▸ WHAT TO WORK ON
Convert the lines below into a Markdown table with two columns, Index and Line. Index holds each line's sequential number and Line holds its text, and blank lines get no row.

▸ INPUT FOR THIS TASK

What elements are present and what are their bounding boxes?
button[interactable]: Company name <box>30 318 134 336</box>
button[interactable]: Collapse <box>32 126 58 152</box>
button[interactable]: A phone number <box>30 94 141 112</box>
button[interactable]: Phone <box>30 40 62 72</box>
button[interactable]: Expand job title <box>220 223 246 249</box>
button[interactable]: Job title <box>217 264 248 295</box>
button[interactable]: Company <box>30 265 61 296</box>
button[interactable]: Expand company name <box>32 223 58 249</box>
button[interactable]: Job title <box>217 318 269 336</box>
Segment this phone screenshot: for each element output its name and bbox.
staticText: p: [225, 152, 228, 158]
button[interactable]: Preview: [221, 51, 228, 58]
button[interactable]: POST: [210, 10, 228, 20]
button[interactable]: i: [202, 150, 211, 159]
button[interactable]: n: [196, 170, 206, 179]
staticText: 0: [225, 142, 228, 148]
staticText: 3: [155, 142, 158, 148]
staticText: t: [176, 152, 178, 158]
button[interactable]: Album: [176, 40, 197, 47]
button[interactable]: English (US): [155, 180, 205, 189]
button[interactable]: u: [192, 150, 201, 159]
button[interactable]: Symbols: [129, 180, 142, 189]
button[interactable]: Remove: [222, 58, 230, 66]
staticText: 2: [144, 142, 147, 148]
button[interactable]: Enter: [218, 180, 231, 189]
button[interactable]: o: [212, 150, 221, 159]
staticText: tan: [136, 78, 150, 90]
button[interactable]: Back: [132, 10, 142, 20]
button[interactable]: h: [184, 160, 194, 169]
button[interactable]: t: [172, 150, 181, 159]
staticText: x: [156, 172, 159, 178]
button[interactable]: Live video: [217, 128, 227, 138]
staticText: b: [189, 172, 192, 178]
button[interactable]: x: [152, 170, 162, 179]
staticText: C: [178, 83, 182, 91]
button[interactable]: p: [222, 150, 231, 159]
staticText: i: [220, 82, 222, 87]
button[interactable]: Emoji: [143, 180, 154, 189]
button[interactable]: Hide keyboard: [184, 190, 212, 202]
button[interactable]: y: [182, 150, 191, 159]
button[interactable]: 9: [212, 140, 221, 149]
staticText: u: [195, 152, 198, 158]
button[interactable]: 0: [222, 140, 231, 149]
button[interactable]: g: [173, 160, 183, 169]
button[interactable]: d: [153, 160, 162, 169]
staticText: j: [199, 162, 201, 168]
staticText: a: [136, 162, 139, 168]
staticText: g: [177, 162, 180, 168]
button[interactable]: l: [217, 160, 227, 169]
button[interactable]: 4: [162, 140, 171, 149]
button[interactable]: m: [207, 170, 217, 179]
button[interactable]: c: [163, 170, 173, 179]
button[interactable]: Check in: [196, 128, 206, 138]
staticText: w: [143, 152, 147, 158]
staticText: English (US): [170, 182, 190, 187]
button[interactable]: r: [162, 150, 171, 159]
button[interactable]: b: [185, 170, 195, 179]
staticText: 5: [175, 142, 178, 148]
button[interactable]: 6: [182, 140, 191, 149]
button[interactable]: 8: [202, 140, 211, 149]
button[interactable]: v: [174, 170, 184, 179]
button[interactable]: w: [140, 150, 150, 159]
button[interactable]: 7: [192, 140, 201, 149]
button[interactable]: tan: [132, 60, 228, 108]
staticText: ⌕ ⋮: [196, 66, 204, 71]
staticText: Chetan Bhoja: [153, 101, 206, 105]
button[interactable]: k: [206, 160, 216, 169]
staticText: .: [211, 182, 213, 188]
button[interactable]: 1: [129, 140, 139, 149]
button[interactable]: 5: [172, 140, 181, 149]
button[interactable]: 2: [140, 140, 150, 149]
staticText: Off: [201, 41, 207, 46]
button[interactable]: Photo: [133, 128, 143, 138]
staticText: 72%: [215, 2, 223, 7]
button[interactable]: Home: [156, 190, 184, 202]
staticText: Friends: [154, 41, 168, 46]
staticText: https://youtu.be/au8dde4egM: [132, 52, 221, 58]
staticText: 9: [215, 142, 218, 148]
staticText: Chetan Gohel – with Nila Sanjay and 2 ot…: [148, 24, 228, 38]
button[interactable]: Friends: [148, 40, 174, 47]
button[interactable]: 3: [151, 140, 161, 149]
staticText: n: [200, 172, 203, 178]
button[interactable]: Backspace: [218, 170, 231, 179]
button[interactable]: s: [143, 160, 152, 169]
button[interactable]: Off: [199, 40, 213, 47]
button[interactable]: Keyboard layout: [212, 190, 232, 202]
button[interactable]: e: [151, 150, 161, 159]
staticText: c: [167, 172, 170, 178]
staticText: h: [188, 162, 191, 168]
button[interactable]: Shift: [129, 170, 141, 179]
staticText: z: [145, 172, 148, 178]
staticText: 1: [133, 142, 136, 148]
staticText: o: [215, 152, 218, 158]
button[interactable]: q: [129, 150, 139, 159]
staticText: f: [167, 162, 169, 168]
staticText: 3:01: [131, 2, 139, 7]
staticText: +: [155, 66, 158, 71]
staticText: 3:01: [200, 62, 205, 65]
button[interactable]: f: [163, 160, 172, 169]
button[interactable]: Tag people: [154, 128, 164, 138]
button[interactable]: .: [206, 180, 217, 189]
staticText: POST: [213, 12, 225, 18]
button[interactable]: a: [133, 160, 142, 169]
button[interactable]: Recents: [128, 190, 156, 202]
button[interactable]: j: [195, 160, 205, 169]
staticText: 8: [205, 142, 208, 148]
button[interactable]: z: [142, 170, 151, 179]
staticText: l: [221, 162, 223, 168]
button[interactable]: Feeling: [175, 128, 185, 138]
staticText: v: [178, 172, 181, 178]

▸ PROBLEM SOLUTION
| Index | Line |
|---|---|
| 1 | What elements are present and what are their bounding boxes? |
| 2 | button[interactable]: Company name <box>30 318 134 336</box> |
| 3 | button[interactable]: Collapse <box>32 126 58 152</box> |
| 4 | button[interactable]: A phone number <box>30 94 141 112</box> |
| 5 | button[interactable]: Phone <box>30 40 62 72</box> |
| 6 | button[interactable]: Expand job title <box>220 223 246 249</box> |
| 7 | button[interactable]: Job title <box>217 264 248 295</box> |
| 8 | button[interactable]: Company <box>30 265 61 296</box> |
| 9 | button[interactable]: Expand company name <box>32 223 58 249</box> |
| 10 | button[interactable]: Job title <box>217 318 269 336</box> |
| 11 | Segment this phone screenshot: for each element output its name and bbox. |
| 12 | staticText: p: [225, 152, 228, 158] |
| 13 | button[interactable]: Preview: [221, 51, 228, 58] |
| 14 | button[interactable]: POST: [210, 10, 228, 20] |
| 15 | button[interactable]: i: [202, 150, 211, 159] |
| 16 | button[interactable]: n: [196, 170, 206, 179] |
| 17 | staticText: 0: [225, 142, 228, 148] |
| 18 | staticText: 3: [155, 142, 158, 148] |
| 19 | staticText: t: [176, 152, 178, 158] |
| 20 | button[interactable]: Album: [176, 40, 197, 47] |
| 21 | button[interactable]: English (US): [155, 180, 205, 189] |
| 22 | button[interactable]: u: [192, 150, 201, 159] |
| 23 | button[interactable]: Symbols: [129, 180, 142, 189] |
| 24 | button[interactable]: Remove: [222, 58, 230, 66] |
| 25 | staticText: 2: [144, 142, 147, 148] |
| 26 | button[interactable]: Enter: [218, 180, 231, 189] |
| 27 | button[interactable]: o: [212, 150, 221, 159] |
| 28 | staticText: tan: [136, 78, 150, 90] |
| 29 | button[interactable]: Back: [132, 10, 142, 20] |
| 30 | button[interactable]: h: [184, 160, 194, 169] |
| 31 | button[interactable]: t: [172, 150, 181, 159] |
| 32 | staticText: x: [156, 172, 159, 178] |
| 33 | button[interactable]: Live video: [217, 128, 227, 138] |
| 34 | staticText: b: [189, 172, 192, 178] |
| 35 | button[interactable]: x: [152, 170, 162, 179] |
| 36 | staticText: C: [178, 83, 182, 91] |
| 37 | button[interactable]: p: [222, 150, 231, 159] |
| 38 | staticText: i: [220, 82, 222, 87] |
| 39 | button[interactable]: Emoji: [143, 180, 154, 189] |
| 40 | button[interactable]: Hide keyboard: [184, 190, 212, 202] |
| 41 | button[interactable]: y: [182, 150, 191, 159] |
| 42 | button[interactable]: 9: [212, 140, 221, 149] |
| 43 | staticText: u: [195, 152, 198, 158] |
| 44 | button[interactable]: 0: [222, 140, 231, 149] |
| 45 | button[interactable]: g: [173, 160, 183, 169] |
| 46 | button[interactable]: d: [153, 160, 162, 169] |
| 47 | staticText: j: [199, 162, 201, 168] |
| 48 | staticText: a: [136, 162, 139, 168] |
| 49 | staticText: g: [177, 162, 180, 168] |
| 50 | button[interactable]: l: [217, 160, 227, 169] |
| 51 | button[interactable]: 4: [162, 140, 171, 149] |
| 52 | button[interactable]: m: [207, 170, 217, 179] |
| 53 | button[interactable]: c: [163, 170, 173, 179] |
| 54 | button[interactable]: Check in: [196, 128, 206, 138] |
| 55 | staticText: w: [143, 152, 147, 158] |
| 56 | staticText: English (US): [170, 182, 190, 187] |
| 57 | button[interactable]: r: [162, 150, 171, 159] |
| 58 | button[interactable]: b: [185, 170, 195, 179] |
| 59 | staticText: 5: [175, 142, 178, 148] |
| 60 | button[interactable]: 6: [182, 140, 191, 149] |
| 61 | button[interactable]: 8: [202, 140, 211, 149] |
| 62 | button[interactable]: v: [174, 170, 184, 179] |
| 63 | button[interactable]: w: [140, 150, 150, 159] |
| 64 | button[interactable]: 7: [192, 140, 201, 149] |
| 65 | button[interactable]: tan: [132, 60, 228, 108] |
| 66 | staticText: ⌕ ⋮: [196, 66, 204, 71] |
| 67 | staticText: Chetan Bhoja: [153, 101, 206, 105] |
| 68 | button[interactable]: k: [206, 160, 216, 169] |
| 69 | staticText: .: [211, 182, 213, 188] |
| 70 | button[interactable]: 1: [129, 140, 139, 149] |
| 71 | button[interactable]: 5: [172, 140, 181, 149] |
| 72 | button[interactable]: 2: [140, 140, 150, 149] |
| 73 | staticText: Off: [201, 41, 207, 46] |
| 74 | button[interactable]: Photo: [133, 128, 143, 138] |
| 75 | staticText: 72%: [215, 2, 223, 7] |
| 76 | button[interactable]: Home: [156, 190, 184, 202] |
| 77 | staticText: Friends: [154, 41, 168, 46] |
| 78 | staticText: https://youtu.be/au8dde4egM: [132, 52, 221, 58] |
| 79 | staticText: 9: [215, 142, 218, 148] |
| 80 | staticText: Chetan Gohel – with Nila Sanjay and 2 ot…: [148, 24, 228, 38] |
| 81 | button[interactable]: Friends: [148, 40, 174, 47] |
| 82 | button[interactable]: 3: [151, 140, 161, 149] |
| 83 | staticText: n: [200, 172, 203, 178] |
| 84 | button[interactable]: Backspace: [218, 170, 231, 179] |
| 85 | button[interactable]: s: [143, 160, 152, 169] |
| 86 | button[interactable]: Off: [199, 40, 213, 47] |
| 87 | button[interactable]: Keyboard layout: [212, 190, 232, 202] |
| 88 | button[interactable]: e: [151, 150, 161, 159] |
| 89 | staticText: c: [167, 172, 170, 178] |
| 90 | staticText: h: [188, 162, 191, 168] |
| 91 | button[interactable]: Shift: [129, 170, 141, 179] |
| 92 | staticText: z: [145, 172, 148, 178] |
| 93 | staticText: 1: [133, 142, 136, 148] |
| 94 | staticText: o: [215, 152, 218, 158] |
| 95 | button[interactable]: q: [129, 150, 139, 159] |
| 96 | staticText: f: [167, 162, 169, 168] |
| 97 | staticText: 3:01: [131, 2, 139, 7] |
| 98 | staticText: +: [155, 66, 158, 71] |
| 99 | staticText: 3:01: [200, 62, 205, 65] |
| 100 | button[interactable]: f: [163, 160, 172, 169] |
| 101 | button[interactable]: Tag people: [154, 128, 164, 138] |
| 102 | button[interactable]: .: [206, 180, 217, 189] |
| 103 | staticText: POST: [213, 12, 225, 18] |
| 104 | button[interactable]: a: [133, 160, 142, 169] |
| 105 | button[interactable]: Recents: [128, 190, 156, 202] |
| 106 | button[interactable]: j: [195, 160, 205, 169] |
| 107 | staticText: 8: [205, 142, 208, 148] |
| 108 | button[interactable]: z: [142, 170, 151, 179] |
| 109 | staticText: l: [221, 162, 223, 168] |
| 110 | button[interactable]: Feeling: [175, 128, 185, 138] |
| 111 | staticText: v: [178, 172, 181, 178] |